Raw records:
○ ○ ○ ○ ○

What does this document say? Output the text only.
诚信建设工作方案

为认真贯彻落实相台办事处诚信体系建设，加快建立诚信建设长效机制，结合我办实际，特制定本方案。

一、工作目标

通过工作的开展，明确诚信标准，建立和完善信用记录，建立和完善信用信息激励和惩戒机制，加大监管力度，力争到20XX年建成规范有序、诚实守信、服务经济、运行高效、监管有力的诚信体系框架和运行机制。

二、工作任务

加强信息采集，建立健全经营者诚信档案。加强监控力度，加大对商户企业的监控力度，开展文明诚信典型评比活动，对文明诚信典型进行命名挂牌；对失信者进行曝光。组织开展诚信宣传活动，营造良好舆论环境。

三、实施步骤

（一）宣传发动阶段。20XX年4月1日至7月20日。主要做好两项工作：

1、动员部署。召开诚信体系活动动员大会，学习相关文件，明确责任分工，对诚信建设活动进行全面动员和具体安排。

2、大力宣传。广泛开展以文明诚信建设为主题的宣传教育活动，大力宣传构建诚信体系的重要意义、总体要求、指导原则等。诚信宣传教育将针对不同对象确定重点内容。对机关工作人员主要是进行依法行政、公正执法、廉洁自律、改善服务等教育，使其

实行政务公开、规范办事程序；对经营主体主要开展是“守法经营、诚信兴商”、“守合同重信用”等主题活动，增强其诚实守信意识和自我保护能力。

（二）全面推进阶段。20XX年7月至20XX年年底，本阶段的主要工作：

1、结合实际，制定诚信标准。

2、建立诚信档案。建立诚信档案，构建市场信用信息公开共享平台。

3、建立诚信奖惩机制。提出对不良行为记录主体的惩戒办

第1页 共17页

○ ○ ○ ○ ○

REQUEST
Repeat the records above exactly as they appear.

WORKED ANSWER
What does this document say? Output the text only.
诚信建设工作方案

为认真贯彻落实相台办事处诚信体系建设，加快建立诚信建设长效机制，结合我办实际，特制定本方案。

一、工作目标

通过工作的开展，明确诚信标准，建立和完善信用记录，建立和完善信用信息激励和惩戒机制，加大监管力度，力争到20XX年建成规范有序、诚实守信、服务经济、运行高效、监管有力的诚信体系框架和运行机制。

二、工作任务

加强信息采集，建立健全经营者诚信档案。加强监控力度，加大对商户企业的监控力度，开展文明诚信典型评比活动，对文明诚信典型进行命名挂牌；对失信者进行曝光。组织开展诚信宣传活动，营造良好舆论环境。

三、实施步骤

（一）宣传发动阶段。20XX年4月1日至7月20日。主要做好两项工作：

1、动员部署。召开诚信体系活动动员大会，学习相关文件，明确责任分工，对诚信建设活动进行全面动员和具体安排。

2、大力宣传。广泛开展以文明诚信建设为主题的宣传教育活动，大力宣传构建诚信体系的重要意义、总体要求、指导原则等。诚信宣传教育将针对不同对象确定重点内容。对机关工作人员主要是进行依法行政、公正执法、廉洁自律、改善服务等教育，使其

实行政务公开、规范办事程序；对经营主体主要开展是“守法经营、诚信兴商”、“守合同重信用”等主题活动，增强其诚实守信意识和自我保护能力。

（二）全面推进阶段。20XX年7月至20XX年年底，本阶段的主要工作：

1、结合实际，制定诚信标准。

2、建立诚信档案。建立诚信档案，构建市场信用信息公开共享平台。

3、建立诚信奖惩机制。提出对不良行为记录主体的惩戒办

第1页 共17页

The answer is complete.